== WHAT YOU ARE ASKED TO DO ==
Check each line of the data below for the word "toasted", then extract the ones that have it.

____________________

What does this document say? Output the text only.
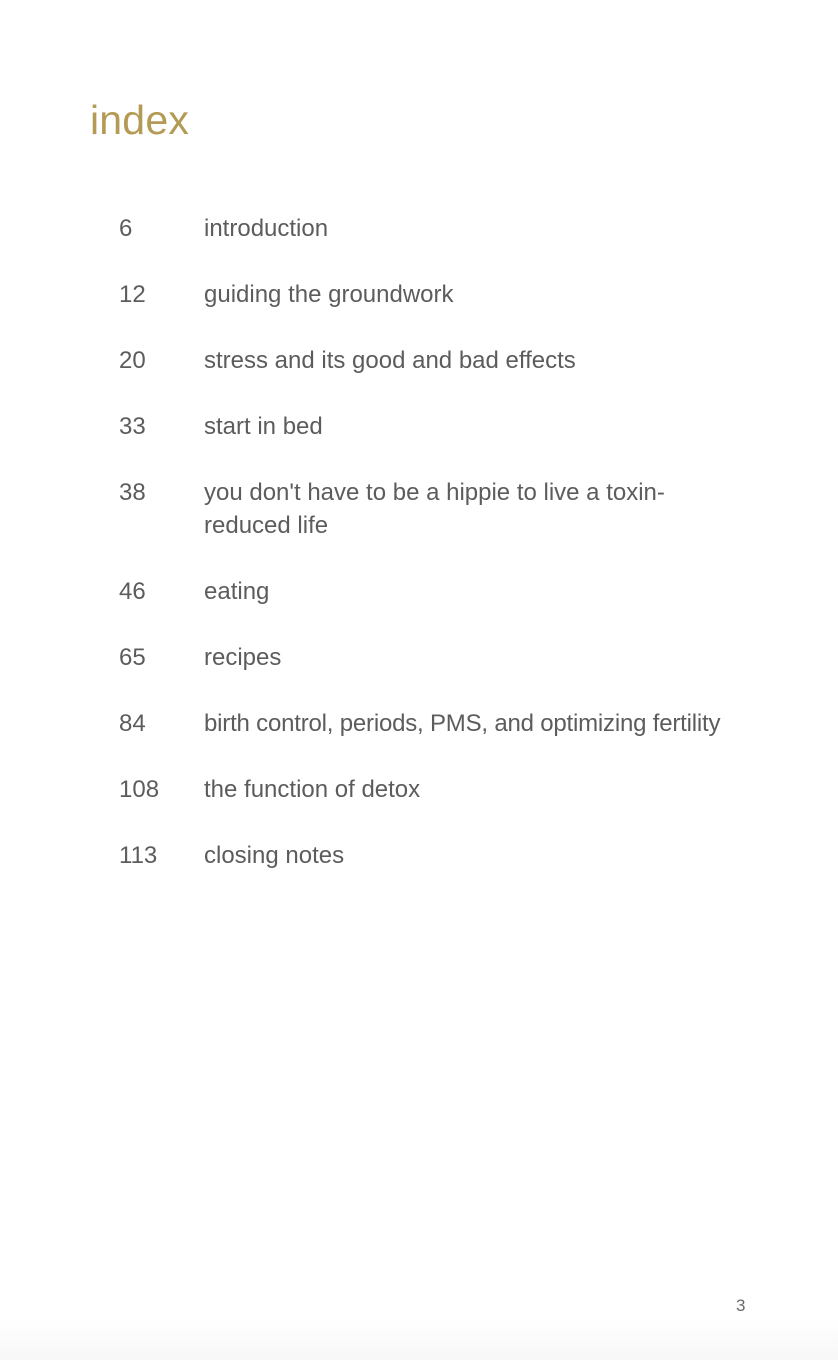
index
6	introduction
12	guiding the groundwork
20	stress and its good and bad effects
33	start in bed
38	you don't have to be a hippie to live a toxin-reduced life
46	eating
65	recipes
84	birth control, periods, PMS, and optimizing fertility
108	the function of detox
113	closing notes
3
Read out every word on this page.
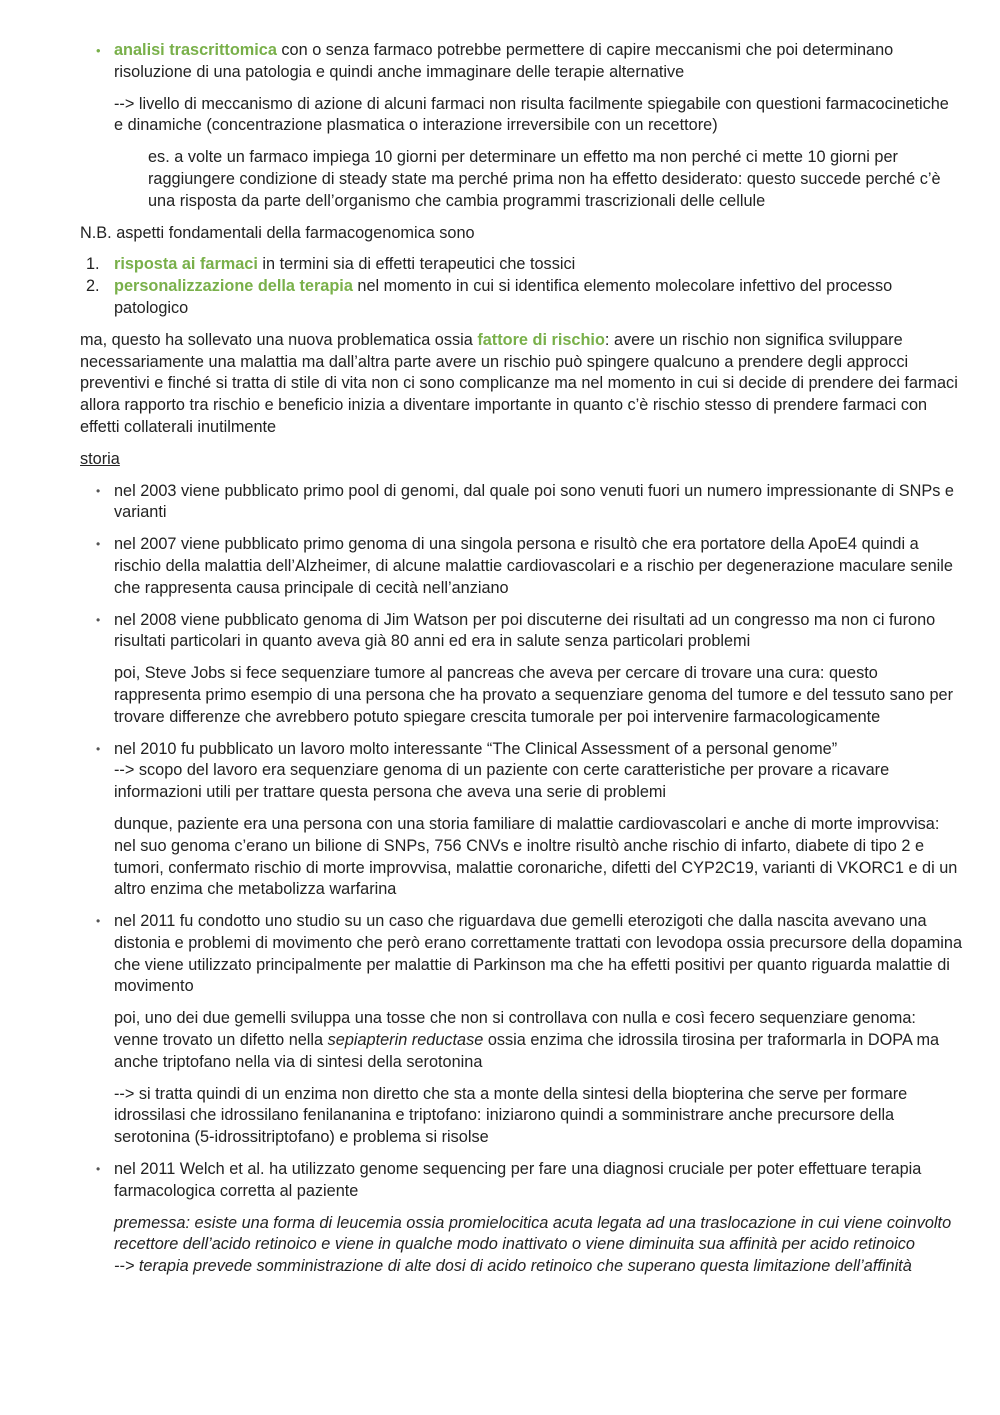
• analisi trascrittomica con o senza farmaco potrebbe permettere di capire meccanismi che poi determinano risoluzione di una patologia e quindi anche immaginare delle terapie alternative

--> livello di meccanismo di azione di alcuni farmaci non risulta facilmente spiegabile con questioni farmacocinetiche e dinamiche (concentrazione plasmatica o interazione irreversibile con un recettore)

es. a volte un farmaco impiega 10 giorni per determinare un effetto ma non perché ci mette 10 giorni per raggiungere condizione di steady state ma perché prima non ha effetto desiderato: questo succede perché c’è una risposta da parte dell’organismo che cambia programmi trascrizionali delle cellule

N.B. aspetti fondamentali della farmacogenomica sono

1. risposta ai farmaci in termini sia di effetti terapeutici che tossici

2. personalizzazione della terapia nel momento in cui si identifica elemento molecolare infettivo del processo patologico

ma, questo ha sollevato una nuova problematica ossia fattore di rischio: avere un rischio non significa sviluppare necessariamente una malattia ma dall’altra parte avere un rischio può spingere qualcuno a prendere degli approcci preventivi e finché si tratta di stile di vita non ci sono complicanze ma nel momento in cui si decide di prendere dei farmaci allora rapporto tra rischio e beneficio inizia a diventare importante in quanto c’è rischio stesso di prendere farmaci con effetti collaterali inutilmente

storia

• nel 2003 viene pubblicato primo pool di genomi, dal quale poi sono venuti fuori un numero impressionante di SNPs e varianti

• nel 2007 viene pubblicato primo genoma di una singola persona e risultò che era portatore della ApoE4 quindi a rischio della malattia dell’Alzheimer, di alcune malattie cardiovascolari e a rischio per degenerazione maculare senile che rappresenta causa principale di cecità nell’anziano

• nel 2008 viene pubblicato genoma di Jim Watson per poi discuterne dei risultati ad un congresso ma non ci furono risultati particolari in quanto aveva già 80 anni ed era in salute senza particolari problemi

poi, Steve Jobs si fece sequenziare tumore al pancreas che aveva per cercare di trovare una cura: questo rappresenta primo esempio di una persona che ha provato a sequenziare genoma del tumore e del tessuto sano per trovare differenze che avrebbero potuto spiegare crescita tumorale per poi intervenire farmacologicamente

• nel 2010 fu pubblicato un lavoro molto interessante “The Clinical Assessment of a personal genome”

--> scopo del lavoro era sequenziare genoma di un paziente con certe caratteristiche per provare a ricavare informazioni utili per trattare questa persona che aveva una serie di problemi

dunque, paziente era una persona con una storia familiare di malattie cardiovascolari e anche di morte improvvisa: nel suo genoma c’erano un bilione di SNPs, 756 CNVs e inoltre risultò anche rischio di infarto, diabete di tipo 2 e tumori, confermato rischio di morte improvvisa, malattie coronariche, difetti del CYP2C19, varianti di VKORC1 e di un altro enzima che metabolizza warfarina

• nel 2011 fu condotto uno studio su un caso che riguardava due gemelli eterozigoti che dalla nascita avevano una distonia e problemi di movimento che però erano correttamente trattati con levodopa ossia precursore della dopamina che viene utilizzato principalmente per malattie di Parkinson ma che ha effetti positivi per quanto riguarda malattie di movimento

poi, uno dei due gemelli sviluppa una tosse che non si controllava con nulla e così fecero sequenziare genoma: venne trovato un difetto nella sepiapterin reductase ossia enzima che idrossila tirosina per traformarla in DOPA ma anche triptofano nella via di sintesi della serotonina

--> si tratta quindi di un enzima non diretto che sta a monte della sintesi della biopterina che serve per formare idrossilasi che idrossilano fenilananina e triptofano: iniziarono quindi a somministrare anche precursore della serotonina (5-idrossitriptofano) e problema si risolse

• nel 2011 Welch et al. ha utilizzato genome sequencing per fare una diagnosi cruciale per poter effettuare terapia farmacologica corretta al paziente

premessa: esiste una forma di leucemia ossia promielocitica acuta legata ad una traslocazione in cui viene coinvolto recettore dell’acido retinoico e viene in qualche modo inattivato o viene diminuita sua affinità per acido retinoico

--> terapia prevede somministrazione di alte dosi di acido retinoico che superano questa limitazione dell’affinità
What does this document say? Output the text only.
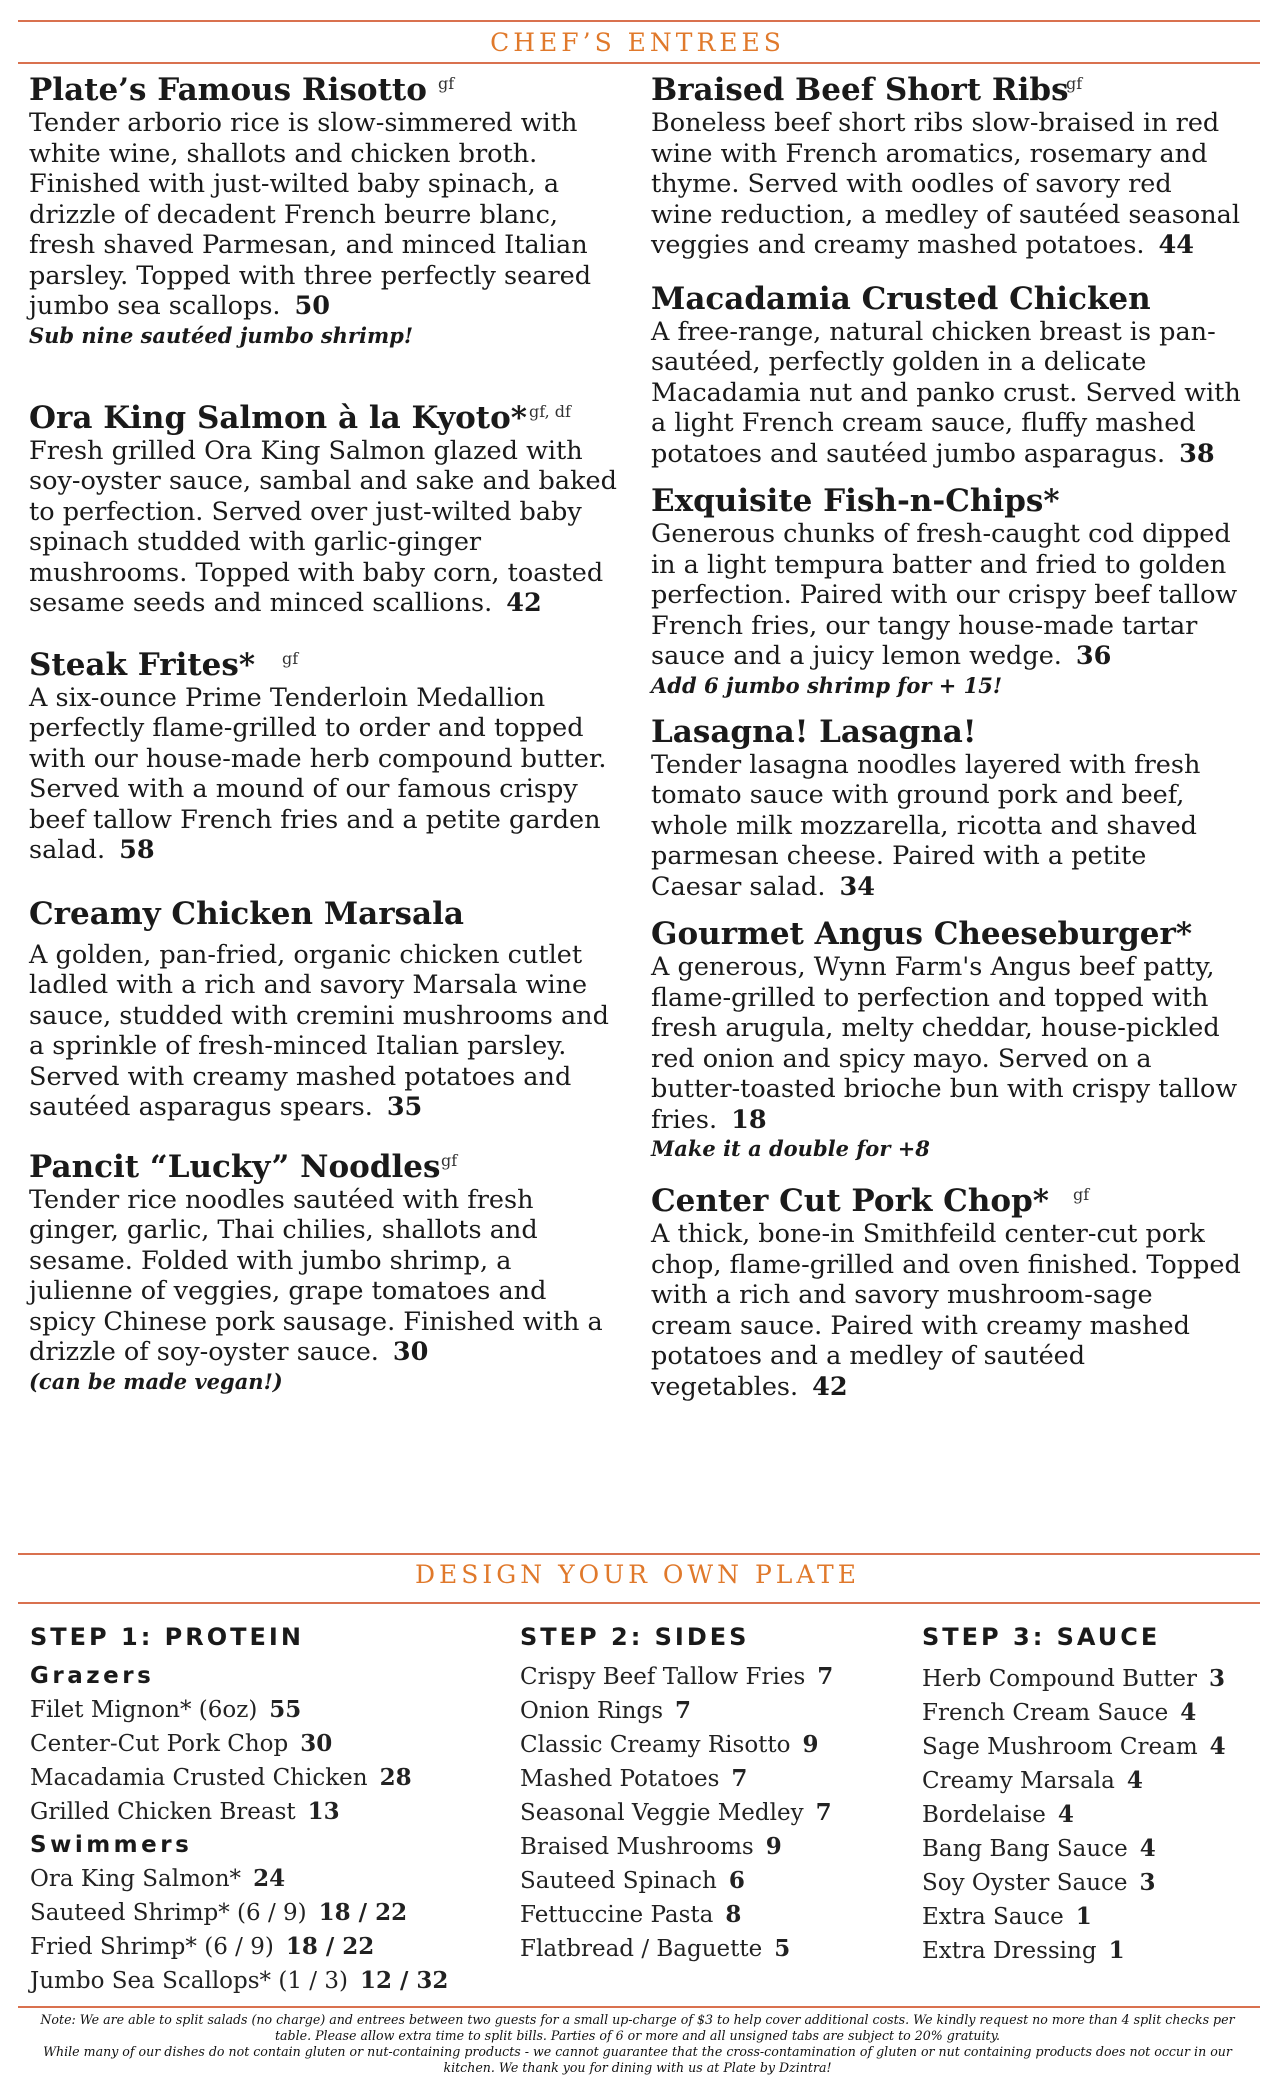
CHEF’S ENTREES
Plate’s Famous Risotto gf

Tender arborio rice is slow-simmered with white wine, shallots and chicken broth. Finished with just-wilted baby spinach, a drizzle of decadent French beurre blanc, fresh shaved Parmesan, and minced Italian parsley. Topped with three perfectly seared jumbo sea scallops. 50

Sub nine sautéed jumbo shrimp!
Ora King Salmon à la Kyoto* gf, df

Fresh grilled Ora King Salmon glazed with soy-oyster sauce, sambal and sake and baked to perfection. Served over just-wilted baby spinach studded with garlic-ginger mushrooms. Topped with baby corn, toasted sesame seeds and minced scallions. 42

Steak Frites*	gf

A six-ounce Prime Tenderloin Medallion perfectly flame-grilled to order and topped with our house-made herb compound butter. Served with a mound of our famous crispy beef tallow French fries and a petite garden salad. 58

Creamy Chicken Marsala

A golden, pan-fried, organic chicken cutlet ladled with a rich and savory Marsala wine sauce, studded with cremini mushrooms and a sprinkle of fresh-minced Italian parsley. Served with creamy mashed potatoes and sautéed asparagus spears. 35

Pancit “Lucky” Noodles gf

Tender rice noodles sautéed with fresh ginger, garlic, Thai chilies, shallots and sesame. Folded with jumbo shrimp, a julienne of veggies, grape tomatoes and spicy Chinese pork sausage. Finished with a drizzle of soy-oyster sauce. 30

(can be made vegan!)
Braised Beef Short Ribs
gf

Boneless beef short ribs slow-braised in red wine with French aromatics, rosemary and thyme. Served with oodles of savory red wine reduction, a medley of sautéed seasonal veggies and creamy mashed potatoes. 44

Macadamia Crusted Chicken

A free-range, natural chicken breast is pan-sautéed, perfectly golden in a delicate Macadamia nut and panko crust. Served with a light French cream sauce, fluffy mashed potatoes and sautéed jumbo asparagus. 38

Exquisite Fish-n-Chips*

Generous chunks of fresh-caught cod dipped in a light tempura batter and fried to golden perfection. Paired with our crispy beef tallow French fries, our tangy house-made tartar sauce and a juicy lemon wedge. 36

Add 6 jumbo shrimp for + 15!
Lasagna! Lasagna!

Tender lasagna noodles layered with fresh tomato sauce with ground pork and beef, whole milk mozzarella, ricotta and shaved parmesan cheese. Paired with a petite Caesar salad. 34

Gourmet Angus Cheeseburger*

A generous, Wynn Farm's Angus beef patty, flame-grilled to perfection and topped with fresh arugula, melty cheddar, house-pickled red onion and spicy mayo. Served on a butter-toasted brioche bun with crispy tallow fries. 18

Make it a double for +8
Center Cut Pork Chop*	gf

A thick, bone-in Smithfeild center-cut pork chop, flame-grilled and oven finished. Topped with a rich and savory mushroom-sage cream sauce. Paired with creamy mashed potatoes and a medley of sautéed vegetables. 42

DESIGN YOUR OWN PLATE
STEP 1: PROTEIN
Grazers
Filet Mignon* (6oz) 55
Center-Cut Pork Chop 30
Macadamia Crusted Chicken 28
Grilled Chicken Breast 13
Swimmers
Ora King Salmon* 24
Sauteed Shrimp* (6 / 9) 18 / 22
Fried Shrimp* (6 / 9) 18 / 22
Jumbo Sea Scallops* (1 / 3) 12 / 32
STEP 2: SIDES
Crispy Beef Tallow Fries 7
Onion Rings 7
Classic Creamy Risotto 9
Mashed Potatoes 7
Seasonal Veggie Medley 7
Braised Mushrooms 9
Sauteed Spinach 6
Fettuccine Pasta 8
Flatbread / Baguette 5
STEP 3: SAUCE
Herb Compound Butter 3
French Cream Sauce 4
Sage Mushroom Cream 4
Creamy Marsala 4
Bordelaise 4
Bang Bang Sauce 4
Soy Oyster Sauce 3
Extra Sauce 1
Extra Dressing 1
Note: We are able to split salads (no charge) and entrees between two guests for a small up-charge of $3 to help cover additional costs. We kindly request no more than 4 split checks per table. Please allow extra time to split bills. Parties of 6 or more and all unsigned tabs are subject to 20% gratuity.
While many of our dishes do not contain gluten or nut-containing products - we cannot guarantee that the cross-contamination of gluten or nut containing products does not occur in our kitchen. We thank you for dining with us at Plate by Dzintra!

____________________

== ANSWER BOX ==
Fresh grilled Ora King Salmon glazed with soy-oyster sauce, sambal and sake and baked to perfection. Served over just-wilted baby spinach studded with garlic-ginger mushrooms. Topped with baby corn, toasted sesame seeds and minced scallions. 42
A generous, Wynn Farm's Angus beef patty, flame-grilled to perfection and topped with fresh arugula, melty cheddar, house-pickled red onion and spicy mayo. Served on a butter-toasted brioche bun with crispy tallow fries. 18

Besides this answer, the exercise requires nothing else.